Stored records:
= = =
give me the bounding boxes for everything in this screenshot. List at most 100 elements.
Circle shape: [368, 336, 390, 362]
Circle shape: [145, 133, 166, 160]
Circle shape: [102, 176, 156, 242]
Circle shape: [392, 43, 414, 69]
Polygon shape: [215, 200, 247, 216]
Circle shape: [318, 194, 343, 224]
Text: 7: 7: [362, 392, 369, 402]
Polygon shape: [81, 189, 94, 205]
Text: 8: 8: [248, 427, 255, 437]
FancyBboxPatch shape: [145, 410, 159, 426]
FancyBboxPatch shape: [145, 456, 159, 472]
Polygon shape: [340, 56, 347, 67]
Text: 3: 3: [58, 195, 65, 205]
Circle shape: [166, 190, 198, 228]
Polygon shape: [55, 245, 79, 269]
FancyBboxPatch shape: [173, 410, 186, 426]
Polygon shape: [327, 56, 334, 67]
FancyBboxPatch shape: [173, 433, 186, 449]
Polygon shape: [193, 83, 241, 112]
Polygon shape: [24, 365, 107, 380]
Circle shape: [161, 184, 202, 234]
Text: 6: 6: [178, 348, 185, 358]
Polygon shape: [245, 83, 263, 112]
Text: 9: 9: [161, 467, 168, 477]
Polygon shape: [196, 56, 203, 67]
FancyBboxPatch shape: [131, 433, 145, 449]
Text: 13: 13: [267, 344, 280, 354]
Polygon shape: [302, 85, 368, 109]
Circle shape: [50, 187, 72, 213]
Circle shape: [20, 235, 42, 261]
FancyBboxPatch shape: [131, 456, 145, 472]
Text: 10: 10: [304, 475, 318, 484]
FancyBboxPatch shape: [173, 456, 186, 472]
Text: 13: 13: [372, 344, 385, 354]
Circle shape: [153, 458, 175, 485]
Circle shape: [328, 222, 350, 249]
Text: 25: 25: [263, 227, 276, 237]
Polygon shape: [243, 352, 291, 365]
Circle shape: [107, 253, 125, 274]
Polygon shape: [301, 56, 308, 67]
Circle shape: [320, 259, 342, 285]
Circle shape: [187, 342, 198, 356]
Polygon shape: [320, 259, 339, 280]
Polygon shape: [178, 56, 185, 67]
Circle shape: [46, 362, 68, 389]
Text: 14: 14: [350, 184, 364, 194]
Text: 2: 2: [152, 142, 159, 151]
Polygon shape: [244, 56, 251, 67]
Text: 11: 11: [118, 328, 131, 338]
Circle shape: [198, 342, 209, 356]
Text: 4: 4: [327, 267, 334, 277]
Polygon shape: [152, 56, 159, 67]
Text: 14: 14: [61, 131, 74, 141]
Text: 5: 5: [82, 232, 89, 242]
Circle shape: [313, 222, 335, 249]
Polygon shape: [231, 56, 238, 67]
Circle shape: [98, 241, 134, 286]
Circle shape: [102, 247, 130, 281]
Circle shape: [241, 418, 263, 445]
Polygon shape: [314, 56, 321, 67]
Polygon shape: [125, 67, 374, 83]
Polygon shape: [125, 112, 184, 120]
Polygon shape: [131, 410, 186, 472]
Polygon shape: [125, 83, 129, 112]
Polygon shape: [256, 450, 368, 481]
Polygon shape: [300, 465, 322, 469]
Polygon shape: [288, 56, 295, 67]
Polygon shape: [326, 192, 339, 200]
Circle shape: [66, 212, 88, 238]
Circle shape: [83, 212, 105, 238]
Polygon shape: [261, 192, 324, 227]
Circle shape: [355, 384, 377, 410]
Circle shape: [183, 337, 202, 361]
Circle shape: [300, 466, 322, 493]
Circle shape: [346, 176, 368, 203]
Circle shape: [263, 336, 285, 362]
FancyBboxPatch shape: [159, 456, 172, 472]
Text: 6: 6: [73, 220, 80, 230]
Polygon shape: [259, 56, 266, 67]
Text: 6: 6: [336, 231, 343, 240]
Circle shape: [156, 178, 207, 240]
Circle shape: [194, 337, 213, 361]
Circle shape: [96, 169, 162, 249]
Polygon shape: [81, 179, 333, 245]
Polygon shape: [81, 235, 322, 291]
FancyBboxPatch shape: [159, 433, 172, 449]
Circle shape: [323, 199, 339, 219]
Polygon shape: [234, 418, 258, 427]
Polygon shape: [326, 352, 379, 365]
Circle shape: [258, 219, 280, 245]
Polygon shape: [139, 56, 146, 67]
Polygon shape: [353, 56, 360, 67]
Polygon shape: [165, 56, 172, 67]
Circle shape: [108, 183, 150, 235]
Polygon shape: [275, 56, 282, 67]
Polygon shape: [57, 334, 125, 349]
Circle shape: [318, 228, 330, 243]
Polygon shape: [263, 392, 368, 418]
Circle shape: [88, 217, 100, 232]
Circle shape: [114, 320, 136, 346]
= = =
▸ AIM: Format each line of the items above as a JSON list of strings, one string per line, leaving out blank lines.

▸ THE OUTPUT:
[
  "give me the bounding boxes for everything in this screenshot. List at most 100 elements.",
  "Circle shape: [368, 336, 390, 362]",
  "Circle shape: [145, 133, 166, 160]",
  "Circle shape: [102, 176, 156, 242]",
  "Circle shape: [392, 43, 414, 69]",
  "Polygon shape: [215, 200, 247, 216]",
  "Circle shape: [318, 194, 343, 224]",
  "Text: 7: 7: [362, 392, 369, 402]",
  "Polygon shape: [81, 189, 94, 205]",
  "Text: 8: 8: [248, 427, 255, 437]",
  "FancyBboxPatch shape: [145, 410, 159, 426]",
  "FancyBboxPatch shape: [145, 456, 159, 472]",
  "Polygon shape: [340, 56, 347, 67]",
  "Text: 3: 3: [58, 195, 65, 205]",
  "Circle shape: [166, 190, 198, 228]",
  "Polygon shape: [55, 245, 79, 269]",
  "FancyBboxPatch shape: [173, 410, 186, 426]",
  "Polygon shape: [327, 56, 334, 67]",
  "FancyBboxPatch shape: [173, 433, 186, 449]",
  "Polygon shape: [193, 83, 241, 112]",
  "Polygon shape: [24, 365, 107, 380]",
  "Circle shape: [161, 184, 202, 234]",
  "Text: 6: 6: [178, 348, 185, 358]",
  "Polygon shape: [245, 83, 263, 112]",
  "Text: 9: 9: [161, 467, 168, 477]",
  "Polygon shape: [196, 56, 203, 67]",
  "FancyBboxPatch shape: [131, 433, 145, 449]",
  "Text: 13: 13: [267, 344, 280, 354]",
  "Polygon shape: [302, 85, 368, 109]",
  "Circle shape: [50, 187, 72, 213]",
  "Circle shape: [20, 235, 42, 261]",
  "FancyBboxPatch shape: [131, 456, 145, 472]",
  "Text: 10: 10: [304, 475, 318, 484]",
  "FancyBboxPatch shape: [173, 456, 186, 472]",
  "Text: 13: 13: [372, 344, 385, 354]",
  "Circle shape: [153, 458, 175, 485]",
  "Circle shape: [328, 222, 350, 249]",
  "Text: 25: 25: [263, 227, 276, 237]",
  "Polygon shape: [243, 352, 291, 365]",
  "Circle shape: [107, 253, 125, 274]",
  "Polygon shape: [301, 56, 308, 67]",
  "Circle shape: [320, 259, 342, 285]",
  "Circle shape: [187, 342, 198, 356]",
  "Polygon shape: [320, 259, 339, 280]",
  "Polygon shape: [178, 56, 185, 67]",
  "Circle shape: [46, 362, 68, 389]",
  "Text: 14: 14: [350, 184, 364, 194]",
  "Text: 2: 2: [152, 142, 159, 151]",
  "Polygon shape: [244, 56, 251, 67]",
  "Text: 11: 11: [118, 328, 131, 338]",
  "Circle shape: [198, 342, 209, 356]",
  "Text: 4: 4: [327, 267, 334, 277]",
  "Polygon shape: [152, 56, 159, 67]",
  "Text: 14: 14: [61, 131, 74, 141]",
  "Text: 5: 5: [82, 232, 89, 242]",
  "Circle shape: [313, 222, 335, 249]",
  "Polygon shape: [231, 56, 238, 67]",
  "Circle shape: [98, 241, 134, 286]",
  "Circle shape: [102, 247, 130, 281]",
  "Circle shape: [241, 418, 263, 445]",
  "Polygon shape: [314, 56, 321, 67]",
  "Polygon shape: [125, 67, 374, 83]",
  "Polygon shape: [125, 112, 184, 120]",
  "Polygon shape: [131, 410, 186, 472]",
  "Polygon shape: [125, 83, 129, 112]",
  "Polygon shape: [256, 450, 368, 481]",
  "Polygon shape: [300, 465, 322, 469]",
  "Polygon shape: [288, 56, 295, 67]",
  "Polygon shape: [326, 192, 339, 200]",
  "Circle shape: [66, 212, 88, 238]",
  "Circle shape: [83, 212, 105, 238]",
  "Polygon shape: [261, 192, 324, 227]",
  "Circle shape: [355, 384, 377, 410]",
  "Circle shape: [183, 337, 202, 361]",
  "Circle shape: [300, 466, 322, 493]",
  "Circle shape: [346, 176, 368, 203]",
  "Circle shape: [263, 336, 285, 362]",
  "FancyBboxPatch shape: [159, 456, 172, 472]",
  "Text: 6: 6: [73, 220, 80, 230]",
  "Polygon shape: [259, 56, 266, 67]",
  "Text: 6: 6: [336, 231, 343, 240]",
  "Circle shape: [156, 178, 207, 240]",
  "Circle shape: [194, 337, 213, 361]",
  "Circle shape: [96, 169, 162, 249]",
  "Polygon shape: [81, 179, 333, 245]",
  "Polygon shape: [81, 235, 322, 291]",
  "FancyBboxPatch shape: [159, 433, 172, 449]",
  "Circle shape: [323, 199, 339, 219]",
  "Polygon shape: [234, 418, 258, 427]",
  "Polygon shape: [326, 352, 379, 365]",
  "Circle shape: [258, 219, 280, 245]",
  "Polygon shape: [139, 56, 146, 67]",
  "Polygon shape: [353, 56, 360, 67]",
  "Polygon shape: [165, 56, 172, 67]",
  "Circle shape: [108, 183, 150, 235]",
  "Polygon shape: [275, 56, 282, 67]",
  "Polygon shape: [57, 334, 125, 349]",
  "Circle shape: [318, 228, 330, 243]",
  "Polygon shape: [263, 392, 368, 418]",
  "Circle shape: [88, 217, 100, 232]",
  "Circle shape: [114, 320, 136, 346]"
]